▶ GIVEN DATA:
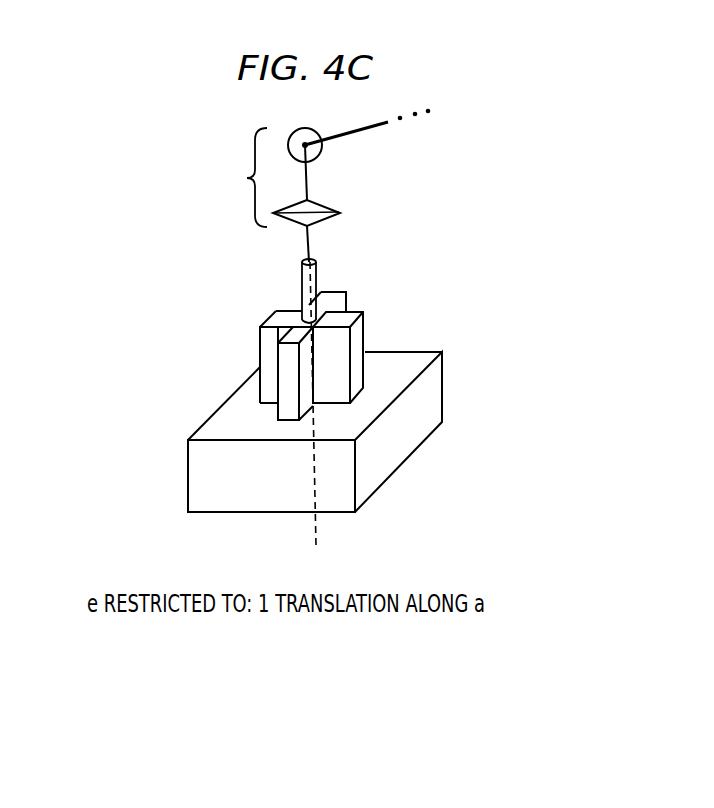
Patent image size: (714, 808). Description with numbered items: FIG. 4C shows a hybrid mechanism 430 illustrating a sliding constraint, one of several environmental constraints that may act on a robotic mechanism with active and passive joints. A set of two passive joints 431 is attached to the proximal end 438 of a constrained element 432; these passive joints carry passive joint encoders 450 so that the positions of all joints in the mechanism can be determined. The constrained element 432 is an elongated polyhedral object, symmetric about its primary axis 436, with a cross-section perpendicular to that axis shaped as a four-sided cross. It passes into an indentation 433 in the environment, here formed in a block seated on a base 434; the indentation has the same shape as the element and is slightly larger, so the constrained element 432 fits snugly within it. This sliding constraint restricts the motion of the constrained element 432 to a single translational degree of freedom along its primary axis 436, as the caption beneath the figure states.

The kinematic mechanism 430 is at (484, 168).
The set of two passive joints 431 is at (241, 177).
The passive joint encoders 450 is at (320, 152).
The proximal end 438 is at (318, 259).
The constrained element 432 is at (277, 319).
The indentation 433 is at (362, 397).
The base 434 is at (235, 407).
The primary axis 436 is at (318, 513).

▶ WHAT YOU ARE ASKED TO DO:
Rewrite the material above with "sliding constraint" replaced by "rolling constraint" and nothing else changed. Leave the picture out.

▶ ANSWER TO THIS PROBLEM:
Patent image size: (714, 808). Description with numbered items: FIG. 4C shows a hybrid mechanism 430 illustrating a rolling constraint, one of several environmental constraints that may act on a robotic mechanism with active and passive joints. A set of two passive joints 431 is attached to the proximal end 438 of a constrained element 432; these passive joints carry passive joint encoders 450 so that the positions of all joints in the mechanism can be determined. The constrained element 432 is an elongated polyhedral object, symmetric about its primary axis 436, with a cross-section perpendicular to that axis shaped as a four-sided cross. It passes into an indentation 433 in the environment, here formed in a block seated on a base 434; the indentation has the same shape as the element and is slightly larger, so the constrained element 432 fits snugly within it. This rolling constraint restricts the motion of the constrained element 432 to a single translational degree of freedom along its primary axis 436, as the caption beneath the figure states.

The kinematic mechanism 430 is at (484, 168).
The set of two passive joints 431 is at (241, 177).
The passive joint encoders 450 is at (320, 152).
The proximal end 438 is at (318, 259).
The constrained element 432 is at (277, 319).
The indentation 433 is at (362, 397).
The base 434 is at (235, 407).
The primary axis 436 is at (318, 513).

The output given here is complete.